[Start]

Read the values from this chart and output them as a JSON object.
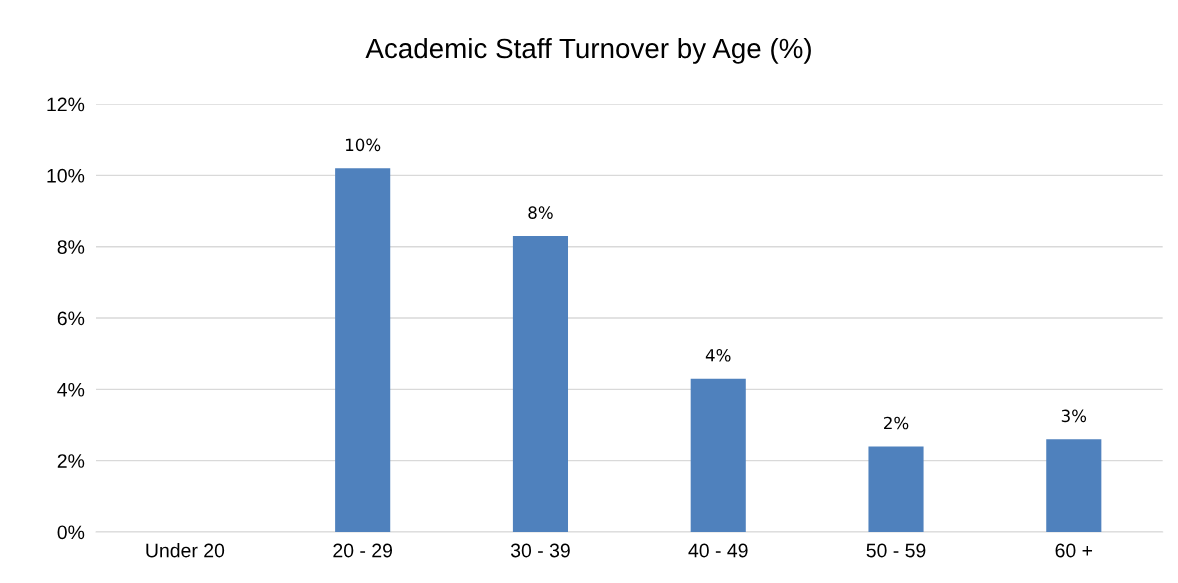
{
  "chart_data": {
    "type": "bar",
    "title": "Academic Staff Turnover by Age (%)",
    "categories": [
      "Under 20",
      "20 - 29",
      "30 - 39",
      "40 - 49",
      "50 - 59",
      "60 +"
    ],
    "values": [
      0,
      10.2,
      8.3,
      4.3,
      2.4,
      2.6
    ],
    "value_labels": [
      null,
      "10%",
      "8%",
      "4%",
      "2%",
      "3%"
    ],
    "color": "#4f81bd",
    "ylim": [
      0,
      12
    ],
    "yticks": [
      {
        "value": 0,
        "label": "0%"
      },
      {
        "value": 2,
        "label": "2%"
      },
      {
        "value": 4,
        "label": "4%"
      },
      {
        "value": 6,
        "label": "6%"
      },
      {
        "value": 8,
        "label": "8%"
      },
      {
        "value": 10,
        "label": "10%"
      },
      {
        "value": 12,
        "label": "12%"
      }
    ],
    "grid": "y",
    "legend": false
  }
}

[End]

■ Problem details: All records above are to be printed exactly, minus the pictures they contain.

■ Task output:
Read the values from this chart and output them as a JSON object.
{
  "chart_data": {
    "type": "bar",
    "title": "Academic Staff Turnover by Age (%)",
    "categories": [
      "Under 20",
      "20 - 29",
      "30 - 39",
      "40 - 49",
      "50 - 59",
      "60 +"
    ],
    "values": [
      0,
      10.2,
      8.3,
      4.3,
      2.4,
      2.6
    ],
    "value_labels": [
      null,
      "10%",
      "8%",
      "4%",
      "2%",
      "3%"
    ],
    "color": "#4f81bd",
    "ylim": [
      0,
      12
    ],
    "yticks": [
      {
        "value": 0,
        "label": "0%"
      },
      {
        "value": 2,
        "label": "2%"
      },
      {
        "value": 4,
        "label": "4%"
      },
      {
        "value": 6,
        "label": "6%"
      },
      {
        "value": 8,
        "label": "8%"
      },
      {
        "value": 10,
        "label": "10%"
      },
      {
        "value": 12,
        "label": "12%"
      }
    ],
    "grid": "y",
    "legend": false
  }
}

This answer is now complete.